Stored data
++++++++++
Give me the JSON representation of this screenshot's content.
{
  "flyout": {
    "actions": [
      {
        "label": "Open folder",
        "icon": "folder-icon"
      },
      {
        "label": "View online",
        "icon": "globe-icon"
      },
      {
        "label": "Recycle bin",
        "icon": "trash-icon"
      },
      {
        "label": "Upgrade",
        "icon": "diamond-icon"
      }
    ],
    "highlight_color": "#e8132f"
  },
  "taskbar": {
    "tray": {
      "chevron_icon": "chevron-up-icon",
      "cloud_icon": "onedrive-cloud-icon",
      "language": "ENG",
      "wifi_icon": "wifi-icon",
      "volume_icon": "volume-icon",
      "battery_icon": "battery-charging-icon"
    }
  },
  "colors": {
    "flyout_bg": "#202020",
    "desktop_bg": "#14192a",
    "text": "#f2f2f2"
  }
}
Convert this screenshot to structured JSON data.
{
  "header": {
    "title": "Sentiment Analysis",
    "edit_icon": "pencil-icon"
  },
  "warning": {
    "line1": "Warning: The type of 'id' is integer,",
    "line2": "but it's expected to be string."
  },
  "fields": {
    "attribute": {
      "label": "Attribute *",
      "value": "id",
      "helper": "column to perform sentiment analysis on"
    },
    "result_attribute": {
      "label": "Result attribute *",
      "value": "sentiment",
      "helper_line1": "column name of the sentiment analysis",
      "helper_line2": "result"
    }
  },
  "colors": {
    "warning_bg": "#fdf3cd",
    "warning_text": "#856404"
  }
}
++++++++++
→ What the exercise asks:
Give an exact copy of all the data shown above.

→ Exercise response:
Give me the JSON representation of this screenshot's content.
{
  "flyout": {
    "actions": [
      {
        "label": "Open folder",
        "icon": "folder-icon"
      },
      {
        "label": "View online",
        "icon": "globe-icon"
      },
      {
        "label": "Recycle bin",
        "icon": "trash-icon"
      },
      {
        "label": "Upgrade",
        "icon": "diamond-icon"
      }
    ],
    "highlight_color": "#e8132f"
  },
  "taskbar": {
    "tray": {
      "chevron_icon": "chevron-up-icon",
      "cloud_icon": "onedrive-cloud-icon",
      "language": "ENG",
      "wifi_icon": "wifi-icon",
      "volume_icon": "volume-icon",
      "battery_icon": "battery-charging-icon"
    }
  },
  "colors": {
    "flyout_bg": "#202020",
    "desktop_bg": "#14192a",
    "text": "#f2f2f2"
  }
}
Convert this screenshot to structured JSON data.
{
  "header": {
    "title": "Sentiment Analysis",
    "edit_icon": "pencil-icon"
  },
  "warning": {
    "line1": "Warning: The type of 'id' is integer,",
    "line2": "but it's expected to be string."
  },
  "fields": {
    "attribute": {
      "label": "Attribute *",
      "value": "id",
      "helper": "column to perform sentiment analysis on"
    },
    "result_attribute": {
      "label": "Result attribute *",
      "value": "sentiment",
      "helper_line1": "column name of the sentiment analysis",
      "helper_line2": "result"
    }
  },
  "colors": {
    "warning_bg": "#fdf3cd",
    "warning_text": "#856404"
  }
}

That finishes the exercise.